Aufgabenbeschreibung:
Schreibe aus der Filmkritik den Abschnitt von „Shamir begleitet Abraham“ bis „an den Holocaust.“ wörtlich ab.

Kritik zu Defamation
In seinem preisgekrönten Dokumentarfilm forscht der isrealische Filmemacher Yoav Shamir (»Checkpoint«; »Flipping Out«) dem Phänomen des Antisemitismus nach
»Nazi, Holocaust, Antisemitismus«, das sind laut Yoav Shamir drei Worte, mit denen er in den israelischen Medien Tag für Tag konfrontiert wird. Da er jedoch als Jude in Israel noch nie persönlich mit Judenfeindlichkeit konfrontiert wurde, begab Shamir sich für seinen Film Defamation auf eine Reise in die USA und nach Europa, um herauszufinden, was es mit dem in seiner Heimat so oft thematisierten Phänomen des weltweiten Antisemitismus auf sich hat.
Shamir begleitet Abraham Foxman, den Vorsitzenden der einflussreichen amerikanischen Anti Defamation League (ADL), bei dessen Trips zu diversen europäischen Regierungschefs; er reist mit einer israelischen Schulklasse zu KZ-Gedenkstätten in Polen; und er interviewt Wissenschaftler, Rabbiner und jüdische »Normalbürger« in Amerika und Russland zu ihrer Einsätzung des modernen Antisemitismus und dem Umgang mit der Erinnerung an den Holocaust.
Wer dachte, dass Juden jenseits aller politischen Differenzen und religiösen Schattierungen zumindest in der Einschätzung der Gefahren des Antisemitismus weitgehend einer Meinung wären, der wird in »Defamation« eines Besseren belehrt. Das Spektrum reicht bei den Befragten von der Behauptung einiger Moskauer Juden, es gebe praktisch keinen Antisemitismus mehr, obwohl ihre Synagoge erst kurz zuvor von einem Angreifer heimgesucht wurde, bis hin zur Statistik der ADL, die allein in den USA 1500 antisemtitische Vorfälle pro Jahr registriert – deren New Yorker Zentrale aber paradoxerweise nicht in der Lage ist, Shamir auch nur einen einzigen Fall zu nennen, den er exemplarisch in seinem Film präsentieren könnte.

Datensätze:
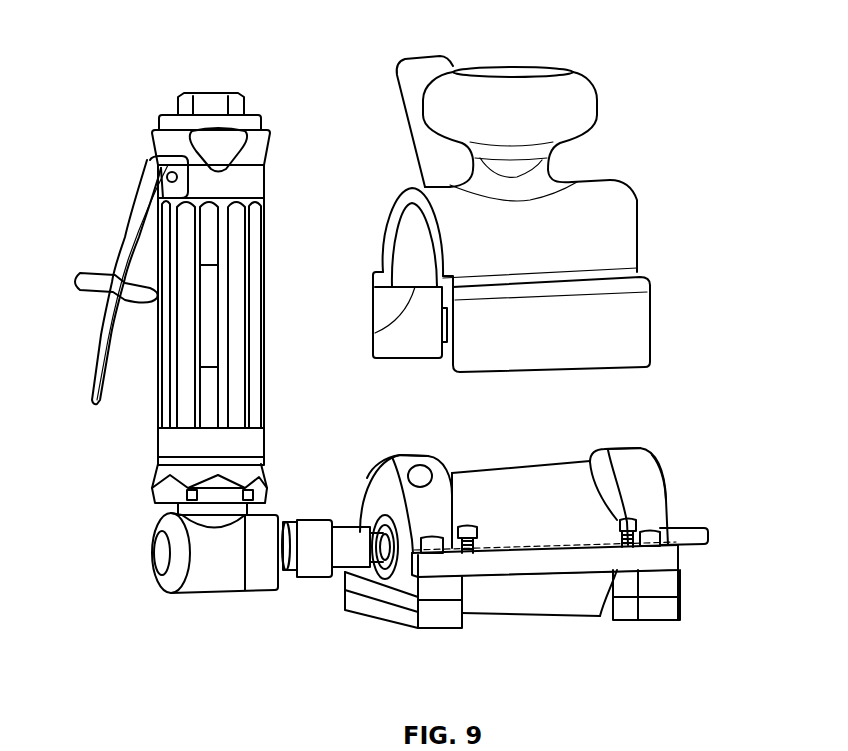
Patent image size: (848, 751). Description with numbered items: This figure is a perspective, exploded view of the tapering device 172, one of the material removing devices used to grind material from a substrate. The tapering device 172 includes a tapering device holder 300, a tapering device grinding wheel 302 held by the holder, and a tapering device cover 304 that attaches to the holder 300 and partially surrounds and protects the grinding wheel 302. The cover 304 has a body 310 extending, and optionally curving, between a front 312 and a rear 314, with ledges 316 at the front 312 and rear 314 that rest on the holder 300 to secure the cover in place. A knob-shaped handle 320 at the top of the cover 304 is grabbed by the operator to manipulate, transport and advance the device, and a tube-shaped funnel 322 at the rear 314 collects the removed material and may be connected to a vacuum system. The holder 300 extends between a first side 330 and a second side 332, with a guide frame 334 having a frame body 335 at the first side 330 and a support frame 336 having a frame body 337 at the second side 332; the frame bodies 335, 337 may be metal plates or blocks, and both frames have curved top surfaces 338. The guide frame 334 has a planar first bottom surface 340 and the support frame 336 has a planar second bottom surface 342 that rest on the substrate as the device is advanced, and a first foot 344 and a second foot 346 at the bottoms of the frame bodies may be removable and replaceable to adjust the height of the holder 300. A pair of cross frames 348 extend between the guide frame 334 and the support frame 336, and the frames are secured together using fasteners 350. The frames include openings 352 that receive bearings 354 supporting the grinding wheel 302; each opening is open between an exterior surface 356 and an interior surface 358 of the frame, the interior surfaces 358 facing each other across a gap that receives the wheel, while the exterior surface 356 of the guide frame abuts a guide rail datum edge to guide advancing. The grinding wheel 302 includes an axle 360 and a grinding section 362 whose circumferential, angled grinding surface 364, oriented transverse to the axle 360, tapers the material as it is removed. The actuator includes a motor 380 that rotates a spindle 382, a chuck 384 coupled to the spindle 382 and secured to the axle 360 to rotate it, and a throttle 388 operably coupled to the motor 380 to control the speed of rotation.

The tapering device 172 is at (168, 42).
The tapering device holder 300 is at (666, 432).
The tapering device grinding wheel 302 is at (496, 485).
The tapering device cover 304 is at (620, 257).
The body 310 is at (602, 208).
The front 312 is at (508, 357).
The rear 314 is at (372, 320).
The ledges 316 is at (377, 330).
The handle 320 is at (585, 106).
The funnel 322 is at (413, 93).
The first side 330 is at (350, 446).
The second side 332 is at (684, 460).
The guide frame 334 is at (399, 456).
The frame body 335 is at (383, 473).
The support frame 336 is at (625, 455).
The frame body 337 is at (650, 505).
The curved top surfaces 338 is at (421, 456).
The first bottom surface 340 is at (386, 605).
The second bottom surface 342 is at (621, 618).
The first foot 344 is at (436, 620).
The second foot 346 is at (668, 608).
The cross frames 348 is at (550, 563).
The fasteners 350 is at (660, 535).
The openings 352 is at (380, 578).
The bearings 354 is at (365, 588).
The exterior surface 356 is at (382, 620).
The interior surface 358 is at (463, 620).
The axle 360 is at (700, 537).
The grinding section 362 is at (576, 495).
The grinding surface 364 is at (584, 617).
The motor 380 is at (165, 408).
The spindle 382 is at (178, 558).
The chuck 384 is at (318, 526).
The throttle 388 is at (105, 350).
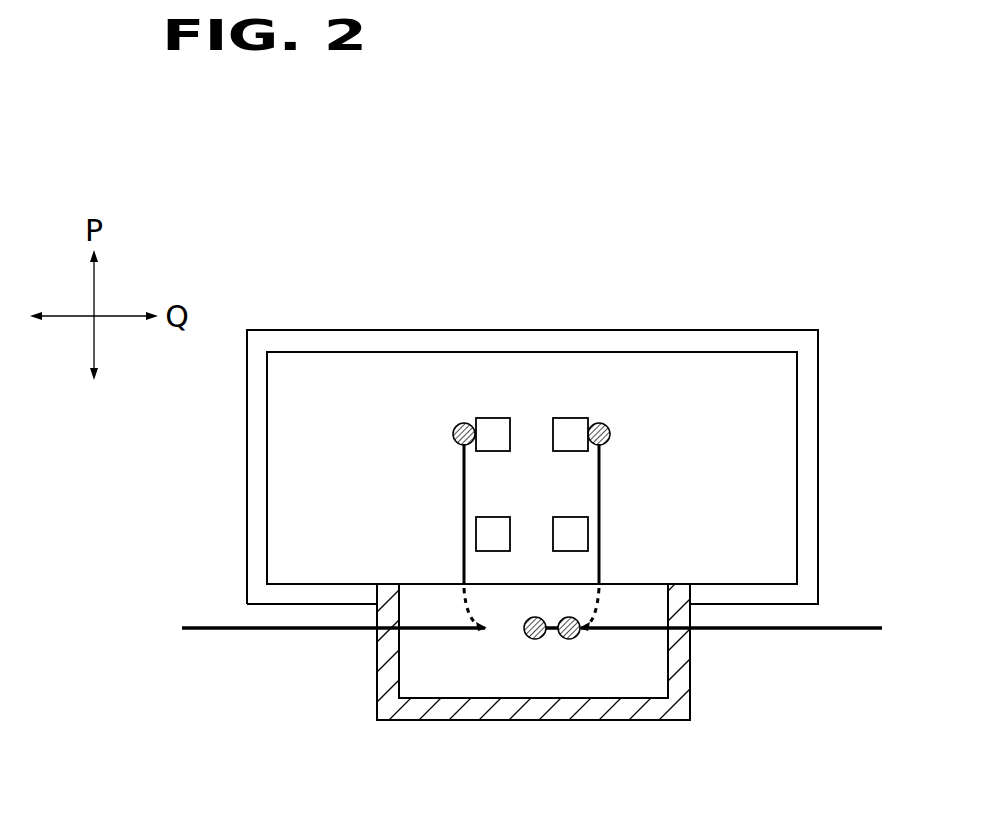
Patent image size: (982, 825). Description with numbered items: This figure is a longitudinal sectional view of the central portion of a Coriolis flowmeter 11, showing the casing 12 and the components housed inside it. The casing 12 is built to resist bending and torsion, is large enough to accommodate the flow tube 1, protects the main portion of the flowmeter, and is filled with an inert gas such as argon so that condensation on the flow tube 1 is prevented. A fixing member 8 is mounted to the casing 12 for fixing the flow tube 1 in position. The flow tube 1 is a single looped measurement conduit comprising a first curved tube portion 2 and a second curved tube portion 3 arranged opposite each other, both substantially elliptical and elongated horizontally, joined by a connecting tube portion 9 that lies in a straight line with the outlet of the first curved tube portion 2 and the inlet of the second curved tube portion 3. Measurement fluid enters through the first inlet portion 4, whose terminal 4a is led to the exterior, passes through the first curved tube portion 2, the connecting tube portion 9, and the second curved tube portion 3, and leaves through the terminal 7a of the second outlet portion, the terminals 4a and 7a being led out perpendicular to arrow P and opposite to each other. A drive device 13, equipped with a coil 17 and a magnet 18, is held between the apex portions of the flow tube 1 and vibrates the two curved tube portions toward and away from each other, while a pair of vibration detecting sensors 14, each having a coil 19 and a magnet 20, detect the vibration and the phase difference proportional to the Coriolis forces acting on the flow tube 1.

Lösung der Aufgabe:
Shamir begleitet Abraham Foxman, den Vorsitzenden der einflussreichen amerikanischen Anti Defamation League (ADL), bei dessen Trips zu diversen europäischen Regierungschefs; er reist mit einer israelischen Schulklasse zu KZ-Gedenkstätten in Polen; und er interviewt Wissenschaftler, Rabbiner und jüdische »Normalbürger« in Amerika und Russland zu ihrer Einsätzung des modernen Antisemitismus und dem Umgang mit der Erinnerung an den Holocaust.